━━━ DATA FOR PROCESSING ━━━

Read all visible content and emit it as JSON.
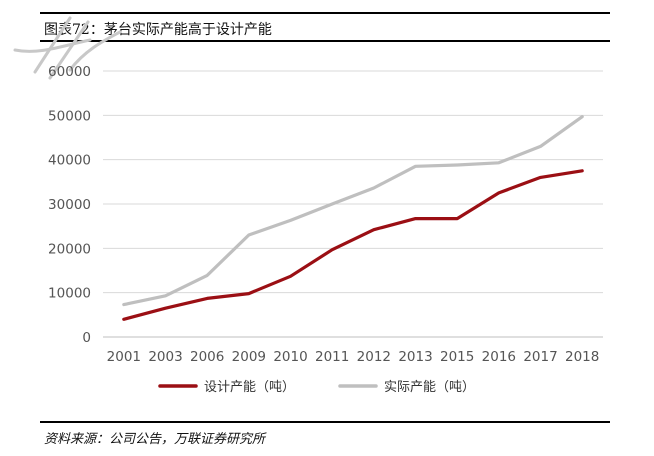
{
  "header": {
    "title": "图表72：茅台实际产能高于设计产能"
  },
  "footer": {
    "source": "资料来源：公司公告，万联证券研究所"
  },
  "chart_data": {
    "type": "line",
    "title": "图表72：茅台实际产能高于设计产能",
    "xlabel": "",
    "ylabel": "",
    "categories": [
      "2001",
      "2003",
      "2006",
      "2009",
      "2010",
      "2011",
      "2012",
      "2013",
      "2015",
      "2016",
      "2017",
      "2018"
    ],
    "series": [
      {
        "name": "设计产能（吨）",
        "color": "#9b0f14",
        "values": [
          4000,
          6500,
          8700,
          9800,
          13700,
          19700,
          24200,
          26700,
          26700,
          32500,
          36000,
          37500
        ]
      },
      {
        "name": "实际产能（吨）",
        "color": "#bfbfbf",
        "values": [
          7300,
          9300,
          13900,
          23000,
          26300,
          30000,
          33600,
          38500,
          38800,
          39300,
          43000,
          49700
        ]
      }
    ],
    "ylim": [
      0,
      60000
    ],
    "yticks": [
      0,
      10000,
      20000,
      30000,
      40000,
      50000,
      60000
    ],
    "grid": true,
    "legend_position": "bottom"
  }
}
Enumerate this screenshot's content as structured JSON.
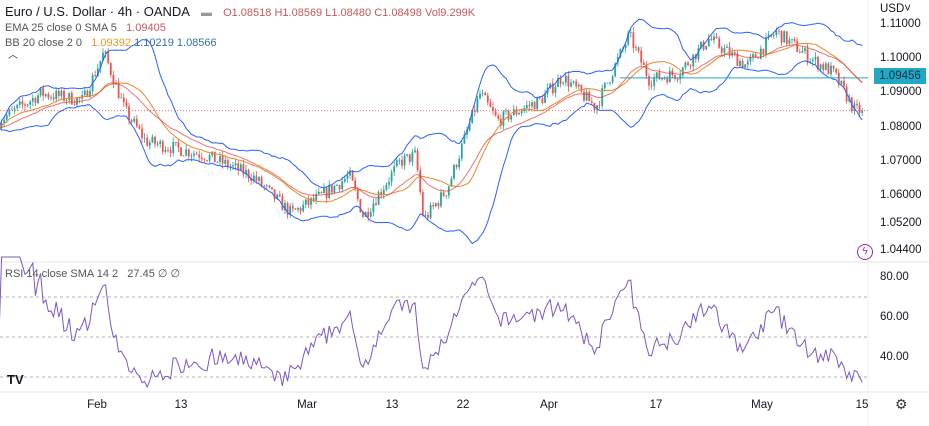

━━━

## [STATED PROBLEM]
Which lines include the word "content"? List them all.

## [WRITTEN SOLUTION]
Read all visible content and emit it as JSON.
Enumerate this screenshot's content as structured JSON.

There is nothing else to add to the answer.